= SUPPLIED INFORMATION =
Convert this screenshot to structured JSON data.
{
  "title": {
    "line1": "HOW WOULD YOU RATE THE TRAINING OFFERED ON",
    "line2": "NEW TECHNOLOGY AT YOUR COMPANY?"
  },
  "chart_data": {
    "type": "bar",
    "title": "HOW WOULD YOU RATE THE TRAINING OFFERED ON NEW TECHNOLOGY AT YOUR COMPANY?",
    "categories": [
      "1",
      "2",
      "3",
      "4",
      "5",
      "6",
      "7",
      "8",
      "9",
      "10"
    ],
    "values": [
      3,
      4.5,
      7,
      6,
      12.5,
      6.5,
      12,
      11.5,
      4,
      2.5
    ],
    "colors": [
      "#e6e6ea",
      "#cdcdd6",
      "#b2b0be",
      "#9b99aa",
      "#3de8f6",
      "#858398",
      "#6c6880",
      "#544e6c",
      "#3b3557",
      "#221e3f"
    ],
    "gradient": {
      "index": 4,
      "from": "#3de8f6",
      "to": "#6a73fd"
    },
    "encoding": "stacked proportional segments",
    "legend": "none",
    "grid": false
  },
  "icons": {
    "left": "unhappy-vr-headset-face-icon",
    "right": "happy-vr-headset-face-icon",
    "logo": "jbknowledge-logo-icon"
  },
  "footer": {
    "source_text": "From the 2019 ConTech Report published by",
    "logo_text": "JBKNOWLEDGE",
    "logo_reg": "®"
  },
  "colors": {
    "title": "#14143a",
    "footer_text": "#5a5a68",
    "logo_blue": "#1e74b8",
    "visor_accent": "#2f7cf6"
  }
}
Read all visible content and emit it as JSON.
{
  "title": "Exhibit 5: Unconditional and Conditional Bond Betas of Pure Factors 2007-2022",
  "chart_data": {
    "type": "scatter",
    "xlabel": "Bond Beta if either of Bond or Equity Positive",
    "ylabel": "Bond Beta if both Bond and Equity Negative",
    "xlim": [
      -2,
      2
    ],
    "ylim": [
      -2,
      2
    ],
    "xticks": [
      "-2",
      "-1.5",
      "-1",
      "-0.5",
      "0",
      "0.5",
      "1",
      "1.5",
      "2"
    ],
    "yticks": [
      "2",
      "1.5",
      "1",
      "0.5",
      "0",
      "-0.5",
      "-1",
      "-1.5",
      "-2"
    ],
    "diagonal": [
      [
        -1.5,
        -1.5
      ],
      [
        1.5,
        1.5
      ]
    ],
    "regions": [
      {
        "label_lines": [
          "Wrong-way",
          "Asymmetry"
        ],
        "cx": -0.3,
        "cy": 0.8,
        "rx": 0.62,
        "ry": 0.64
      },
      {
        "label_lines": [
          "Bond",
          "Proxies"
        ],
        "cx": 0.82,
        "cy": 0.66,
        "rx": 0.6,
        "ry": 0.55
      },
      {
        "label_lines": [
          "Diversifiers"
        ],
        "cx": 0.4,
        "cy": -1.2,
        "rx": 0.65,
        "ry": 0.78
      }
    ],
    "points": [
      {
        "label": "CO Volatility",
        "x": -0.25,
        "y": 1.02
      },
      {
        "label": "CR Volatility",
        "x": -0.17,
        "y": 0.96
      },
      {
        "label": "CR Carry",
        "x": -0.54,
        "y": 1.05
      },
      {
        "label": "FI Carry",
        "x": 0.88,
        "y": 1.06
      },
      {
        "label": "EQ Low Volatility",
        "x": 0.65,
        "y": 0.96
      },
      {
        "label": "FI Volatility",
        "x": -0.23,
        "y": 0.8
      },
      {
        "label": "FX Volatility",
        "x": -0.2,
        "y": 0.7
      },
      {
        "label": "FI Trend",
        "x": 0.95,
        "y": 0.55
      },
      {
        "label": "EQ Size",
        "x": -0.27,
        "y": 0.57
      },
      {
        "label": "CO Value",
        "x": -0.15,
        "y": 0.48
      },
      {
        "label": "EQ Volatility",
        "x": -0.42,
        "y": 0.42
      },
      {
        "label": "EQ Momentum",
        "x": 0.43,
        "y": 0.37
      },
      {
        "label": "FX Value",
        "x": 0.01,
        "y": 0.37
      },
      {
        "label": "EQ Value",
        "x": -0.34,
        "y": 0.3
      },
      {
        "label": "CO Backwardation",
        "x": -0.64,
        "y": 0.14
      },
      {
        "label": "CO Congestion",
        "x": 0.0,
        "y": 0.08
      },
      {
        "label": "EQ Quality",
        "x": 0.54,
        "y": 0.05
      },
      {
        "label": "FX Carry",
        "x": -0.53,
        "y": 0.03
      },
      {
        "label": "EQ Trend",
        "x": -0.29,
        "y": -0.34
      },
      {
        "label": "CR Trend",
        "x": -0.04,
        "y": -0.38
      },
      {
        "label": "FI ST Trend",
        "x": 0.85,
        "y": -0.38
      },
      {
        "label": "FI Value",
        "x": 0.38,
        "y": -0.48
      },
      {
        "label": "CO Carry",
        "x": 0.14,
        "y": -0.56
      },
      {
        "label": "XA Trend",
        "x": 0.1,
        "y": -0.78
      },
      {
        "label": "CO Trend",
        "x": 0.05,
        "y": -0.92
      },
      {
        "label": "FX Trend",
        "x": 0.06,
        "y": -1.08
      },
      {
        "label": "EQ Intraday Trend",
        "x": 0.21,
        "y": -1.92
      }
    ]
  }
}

= WHAT IS BEING ASKED =
Extract every entry above as it appears.

= EXERCISE RESPONSE =
Convert this screenshot to structured JSON data.
{
  "title": {
    "line1": "HOW WOULD YOU RATE THE TRAINING OFFERED ON",
    "line2": "NEW TECHNOLOGY AT YOUR COMPANY?"
  },
  "chart_data": {
    "type": "bar",
    "title": "HOW WOULD YOU RATE THE TRAINING OFFERED ON NEW TECHNOLOGY AT YOUR COMPANY?",
    "categories": [
      "1",
      "2",
      "3",
      "4",
      "5",
      "6",
      "7",
      "8",
      "9",
      "10"
    ],
    "values": [
      3,
      4.5,
      7,
      6,
      12.5,
      6.5,
      12,
      11.5,
      4,
      2.5
    ],
    "colors": [
      "#e6e6ea",
      "#cdcdd6",
      "#b2b0be",
      "#9b99aa",
      "#3de8f6",
      "#858398",
      "#6c6880",
      "#544e6c",
      "#3b3557",
      "#221e3f"
    ],
    "gradient": {
      "index": 4,
      "from": "#3de8f6",
      "to": "#6a73fd"
    },
    "encoding": "stacked proportional segments",
    "legend": "none",
    "grid": false
  },
  "icons": {
    "left": "unhappy-vr-headset-face-icon",
    "right": "happy-vr-headset-face-icon",
    "logo": "jbknowledge-logo-icon"
  },
  "footer": {
    "source_text": "From the 2019 ConTech Report published by",
    "logo_text": "JBKNOWLEDGE",
    "logo_reg": "®"
  },
  "colors": {
    "title": "#14143a",
    "footer_text": "#5a5a68",
    "logo_blue": "#1e74b8",
    "visor_accent": "#2f7cf6"
  }
}
Read all visible content and emit it as JSON.
{
  "title": "Exhibit 5: Unconditional and Conditional Bond Betas of Pure Factors 2007-2022",
  "chart_data": {
    "type": "scatter",
    "xlabel": "Bond Beta if either of Bond or Equity Positive",
    "ylabel": "Bond Beta if both Bond and Equity Negative",
    "xlim": [
      -2,
      2
    ],
    "ylim": [
      -2,
      2
    ],
    "xticks": [
      "-2",
      "-1.5",
      "-1",
      "-0.5",
      "0",
      "0.5",
      "1",
      "1.5",
      "2"
    ],
    "yticks": [
      "2",
      "1.5",
      "1",
      "0.5",
      "0",
      "-0.5",
      "-1",
      "-1.5",
      "-2"
    ],
    "diagonal": [
      [
        -1.5,
        -1.5
      ],
      [
        1.5,
        1.5
      ]
    ],
    "regions": [
      {
        "label_lines": [
          "Wrong-way",
          "Asymmetry"
        ],
        "cx": -0.3,
        "cy": 0.8,
        "rx": 0.62,
        "ry": 0.64
      },
      {
        "label_lines": [
          "Bond",
          "Proxies"
        ],
        "cx": 0.82,
        "cy": 0.66,
        "rx": 0.6,
        "ry": 0.55
      },
      {
        "label_lines": [
          "Diversifiers"
        ],
        "cx": 0.4,
        "cy": -1.2,
        "rx": 0.65,
        "ry": 0.78
      }
    ],
    "points": [
      {
        "label": "CO Volatility",
        "x": -0.25,
        "y": 1.02
      },
      {
        "label": "CR Volatility",
        "x": -0.17,
        "y": 0.96
      },
      {
        "label": "CR Carry",
        "x": -0.54,
        "y": 1.05
      },
      {
        "label": "FI Carry",
        "x": 0.88,
        "y": 1.06
      },
      {
        "label": "EQ Low Volatility",
        "x": 0.65,
        "y": 0.96
      },
      {
        "label": "FI Volatility",
        "x": -0.23,
        "y": 0.8
      },
      {
        "label": "FX Volatility",
        "x": -0.2,
        "y": 0.7
      },
      {
        "label": "FI Trend",
        "x": 0.95,
        "y": 0.55
      },
      {
        "label": "EQ Size",
        "x": -0.27,
        "y": 0.57
      },
      {
        "label": "CO Value",
        "x": -0.15,
        "y": 0.48
      },
      {
        "label": "EQ Volatility",
        "x": -0.42,
        "y": 0.42
      },
      {
        "label": "EQ Momentum",
        "x": 0.43,
        "y": 0.37
      },
      {
        "label": "FX Value",
        "x": 0.01,
        "y": 0.37
      },
      {
        "label": "EQ Value",
        "x": -0.34,
        "y": 0.3
      },
      {
        "label": "CO Backwardation",
        "x": -0.64,
        "y": 0.14
      },
      {
        "label": "CO Congestion",
        "x": 0.0,
        "y": 0.08
      },
      {
        "label": "EQ Quality",
        "x": 0.54,
        "y": 0.05
      },
      {
        "label": "FX Carry",
        "x": -0.53,
        "y": 0.03
      },
      {
        "label": "EQ Trend",
        "x": -0.29,
        "y": -0.34
      },
      {
        "label": "CR Trend",
        "x": -0.04,
        "y": -0.38
      },
      {
        "label": "FI ST Trend",
        "x": 0.85,
        "y": -0.38
      },
      {
        "label": "FI Value",
        "x": 0.38,
        "y": -0.48
      },
      {
        "label": "CO Carry",
        "x": 0.14,
        "y": -0.56
      },
      {
        "label": "XA Trend",
        "x": 0.1,
        "y": -0.78
      },
      {
        "label": "CO Trend",
        "x": 0.05,
        "y": -0.92
      },
      {
        "label": "FX Trend",
        "x": 0.06,
        "y": -1.08
      },
      {
        "label": "EQ Intraday Trend",
        "x": 0.21,
        "y": -1.92
      }
    ]
  }
}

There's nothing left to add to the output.